» **What you need to do**
Omit the images, then print each record below exactly as it reads.

[Data records]

·····

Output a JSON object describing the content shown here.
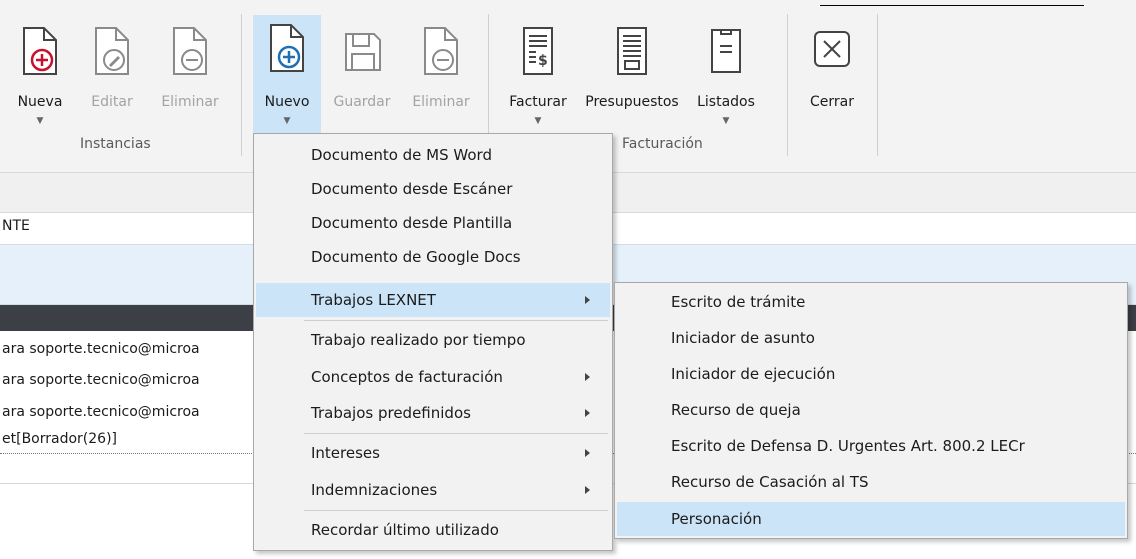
{
  "ribbon": {
    "instancias": {
      "group_label": "Instancias",
      "buttons": [
        {
          "label": "Nueva",
          "icon": "doc-plus-red-icon",
          "disabled": false,
          "dropdown": true
        },
        {
          "label": "Editar",
          "icon": "doc-edit-icon",
          "disabled": true,
          "dropdown": false
        },
        {
          "label": "Eliminar",
          "icon": "doc-minus-icon",
          "disabled": true,
          "dropdown": false
        }
      ]
    },
    "documentos": {
      "buttons": [
        {
          "label": "Nuevo",
          "icon": "doc-plus-blue-icon",
          "disabled": false,
          "dropdown": true,
          "selected": true
        },
        {
          "label": "Guardar",
          "icon": "save-icon",
          "disabled": true,
          "dropdown": false
        },
        {
          "label": "Eliminar",
          "icon": "doc-minus-icon",
          "disabled": true,
          "dropdown": false
        }
      ]
    },
    "facturacion": {
      "group_label": "Facturación",
      "buttons": [
        {
          "label": "Facturar",
          "icon": "invoice-icon",
          "dropdown": true
        },
        {
          "label": "Presupuestos",
          "icon": "budget-icon",
          "dropdown": false
        },
        {
          "label": "Listados",
          "icon": "list-icon",
          "dropdown": true
        }
      ]
    },
    "cerrar": {
      "label": "Cerrar",
      "icon": "close-icon"
    }
  },
  "content": {
    "column_header": "NTE",
    "rows": [
      "ara soporte.tecnico@microa",
      "ara soporte.tecnico@microa",
      "ara soporte.tecnico@microa",
      "et[Borrador(26)]"
    ]
  },
  "nuevo_menu": {
    "items": [
      {
        "label": "Documento de MS Word",
        "submenu": false
      },
      {
        "label": "Documento desde Escáner",
        "submenu": false
      },
      {
        "label": "Documento desde Plantilla",
        "submenu": false
      },
      {
        "label": "Documento de Google Docs",
        "submenu": false
      },
      {
        "label": "Trabajos LEXNET",
        "submenu": true,
        "highlighted": true
      },
      {
        "label": "Trabajo realizado por tiempo",
        "submenu": false
      },
      {
        "label": "Conceptos de facturación",
        "submenu": true
      },
      {
        "label": "Trabajos predefinidos",
        "submenu": true
      },
      {
        "label": "Intereses",
        "submenu": true
      },
      {
        "label": "Indemnizaciones",
        "submenu": true
      },
      {
        "label": "Recordar último utilizado",
        "submenu": false
      }
    ]
  },
  "lexnet_submenu": {
    "items": [
      {
        "label": "Escrito de trámite"
      },
      {
        "label": "Iniciador de asunto"
      },
      {
        "label": "Iniciador de ejecución"
      },
      {
        "label": "Recurso de queja"
      },
      {
        "label": "Escrito de Defensa D. Urgentes Art. 800.2 LECr"
      },
      {
        "label": "Recurso de Casación al TS"
      },
      {
        "label": "Personación",
        "highlighted": true
      }
    ]
  },
  "colors": {
    "selection": "#cce4f7",
    "accent_red": "#c8102e",
    "accent_blue": "#1f6fb5"
  }
}
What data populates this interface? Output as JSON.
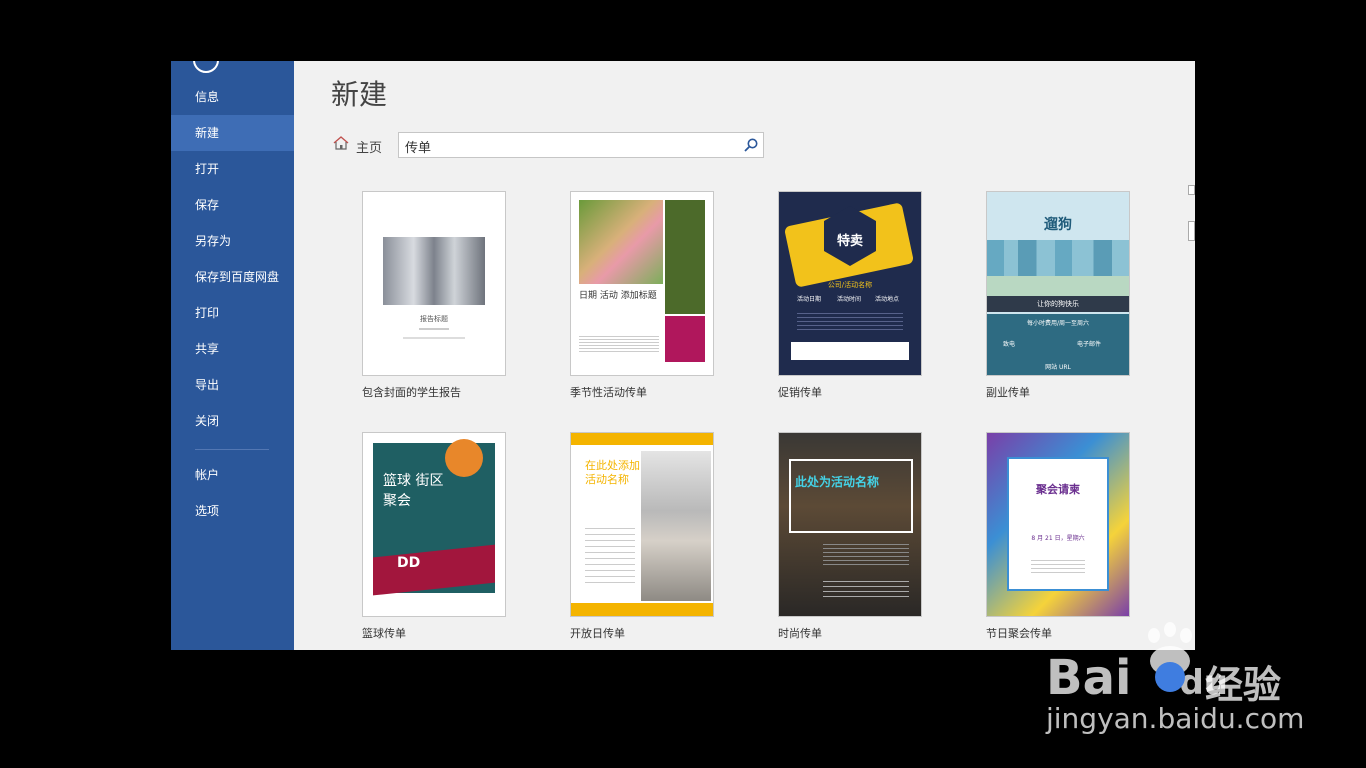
{
  "sidebar": {
    "items": [
      "信息",
      "新建",
      "打开",
      "保存",
      "另存为",
      "保存到百度网盘",
      "打印",
      "共享",
      "导出",
      "关闭"
    ],
    "bottom_items": [
      "帐户",
      "选项"
    ],
    "active_index": 1
  },
  "main": {
    "title": "新建",
    "home_label": "主页",
    "search_value": "传单"
  },
  "templates": [
    {
      "label": "包含封面的学生报告",
      "thumb_title": "报告标题"
    },
    {
      "label": "季节性活动传单",
      "thumb_title": "日期 活动 添加标题"
    },
    {
      "label": "促销传单",
      "thumb_title": "特卖",
      "thumb_sub": "公司/活动名称",
      "thumb_cols": [
        "活动日期",
        "活动时间",
        "活动地点"
      ]
    },
    {
      "label": "副业传单",
      "thumb_title": "遛狗",
      "thumb_sub": "让你的狗快乐",
      "thumb_line": "每小时费用/周一至周六",
      "thumb_contacts": [
        "致电",
        "电子邮件"
      ],
      "thumb_url": "网站 URL"
    },
    {
      "label": "篮球传单",
      "thumb_title": "篮球 街区 聚会",
      "thumb_dd": "DD"
    },
    {
      "label": "开放日传单",
      "thumb_title": "在此处添加活动名称"
    },
    {
      "label": "时尚传单",
      "thumb_title": "此处为活动名称"
    },
    {
      "label": "节日聚会传单",
      "thumb_title": "聚会请柬",
      "thumb_date": "8 月 21 日，星期六"
    }
  ],
  "watermark": {
    "brand_bai": "Bai",
    "brand_du": "du",
    "brand_cn": "经验",
    "url": "jingyan.baidu.com"
  },
  "colors": {
    "sidebar": "#2b579a",
    "sidebar_active": "#3e6db5",
    "background": "#f1f1f1"
  }
}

·····

» **Solution for this exercise**
Output a JSON object describing the content shown here.
{
  "ribbon": {
    "instancias": {
      "group_label": "Instancias",
      "buttons": [
        {
          "label": "Nueva",
          "icon": "doc-plus-red-icon",
          "disabled": false,
          "dropdown": true
        },
        {
          "label": "Editar",
          "icon": "doc-edit-icon",
          "disabled": true,
          "dropdown": false
        },
        {
          "label": "Eliminar",
          "icon": "doc-minus-icon",
          "disabled": true,
          "dropdown": false
        }
      ]
    },
    "documentos": {
      "buttons": [
        {
          "label": "Nuevo",
          "icon": "doc-plus-blue-icon",
          "disabled": false,
          "dropdown": true,
          "selected": true
        },
        {
          "label": "Guardar",
          "icon": "save-icon",
          "disabled": true,
          "dropdown": false
        },
        {
          "label": "Eliminar",
          "icon": "doc-minus-icon",
          "disabled": true,
          "dropdown": false
        }
      ]
    },
    "facturacion": {
      "group_label": "Facturación",
      "buttons": [
        {
          "label": "Facturar",
          "icon": "invoice-icon",
          "dropdown": true
        },
        {
          "label": "Presupuestos",
          "icon": "budget-icon",
          "dropdown": false
        },
        {
          "label": "Listados",
          "icon": "list-icon",
          "dropdown": true
        }
      ]
    },
    "cerrar": {
      "label": "Cerrar",
      "icon": "close-icon"
    }
  },
  "content": {
    "column_header": "NTE",
    "rows": [
      "ara soporte.tecnico@microa",
      "ara soporte.tecnico@microa",
      "ara soporte.tecnico@microa",
      "et[Borrador(26)]"
    ]
  },
  "nuevo_menu": {
    "items": [
      {
        "label": "Documento de MS Word",
        "submenu": false
      },
      {
        "label": "Documento desde Escáner",
        "submenu": false
      },
      {
        "label": "Documento desde Plantilla",
        "submenu": false
      },
      {
        "label": "Documento de Google Docs",
        "submenu": false
      },
      {
        "label": "Trabajos LEXNET",
        "submenu": true,
        "highlighted": true
      },
      {
        "label": "Trabajo realizado por tiempo",
        "submenu": false
      },
      {
        "label": "Conceptos de facturación",
        "submenu": true
      },
      {
        "label": "Trabajos predefinidos",
        "submenu": true
      },
      {
        "label": "Intereses",
        "submenu": true
      },
      {
        "label": "Indemnizaciones",
        "submenu": true
      },
      {
        "label": "Recordar último utilizado",
        "submenu": false
      }
    ]
  },
  "lexnet_submenu": {
    "items": [
      {
        "label": "Escrito de trámite"
      },
      {
        "label": "Iniciador de asunto"
      },
      {
        "label": "Iniciador de ejecución"
      },
      {
        "label": "Recurso de queja"
      },
      {
        "label": "Escrito de Defensa D. Urgentes Art. 800.2 LECr"
      },
      {
        "label": "Recurso de Casación al TS"
      },
      {
        "label": "Personación",
        "highlighted": true
      }
    ]
  },
  "colors": {
    "selection": "#cce4f7",
    "accent_red": "#c8102e",
    "accent_blue": "#1f6fb5"
  }
}
What data populates this interface? Output as JSON.
{
  "sidebar": {
    "items": [
      "信息",
      "新建",
      "打开",
      "保存",
      "另存为",
      "保存到百度网盘",
      "打印",
      "共享",
      "导出",
      "关闭"
    ],
    "bottom_items": [
      "帐户",
      "选项"
    ],
    "active_index": 1
  },
  "main": {
    "title": "新建",
    "home_label": "主页",
    "search_value": "传单"
  },
  "templates": [
    {
      "label": "包含封面的学生报告",
      "thumb_title": "报告标题"
    },
    {
      "label": "季节性活动传单",
      "thumb_title": "日期 活动 添加标题"
    },
    {
      "label": "促销传单",
      "thumb_title": "特卖",
      "thumb_sub": "公司/活动名称",
      "thumb_cols": [
        "活动日期",
        "活动时间",
        "活动地点"
      ]
    },
    {
      "label": "副业传单",
      "thumb_title": "遛狗",
      "thumb_sub": "让你的狗快乐",
      "thumb_line": "每小时费用/周一至周六",
      "thumb_contacts": [
        "致电",
        "电子邮件"
      ],
      "thumb_url": "网站 URL"
    },
    {
      "label": "篮球传单",
      "thumb_title": "篮球 街区 聚会",
      "thumb_dd": "DD"
    },
    {
      "label": "开放日传单",
      "thumb_title": "在此处添加活动名称"
    },
    {
      "label": "时尚传单",
      "thumb_title": "此处为活动名称"
    },
    {
      "label": "节日聚会传单",
      "thumb_title": "聚会请柬",
      "thumb_date": "8 月 21 日，星期六"
    }
  ],
  "watermark": {
    "brand_bai": "Bai",
    "brand_du": "du",
    "brand_cn": "经验",
    "url": "jingyan.baidu.com"
  },
  "colors": {
    "sidebar": "#2b579a",
    "sidebar_active": "#3e6db5",
    "background": "#f1f1f1"
  }
}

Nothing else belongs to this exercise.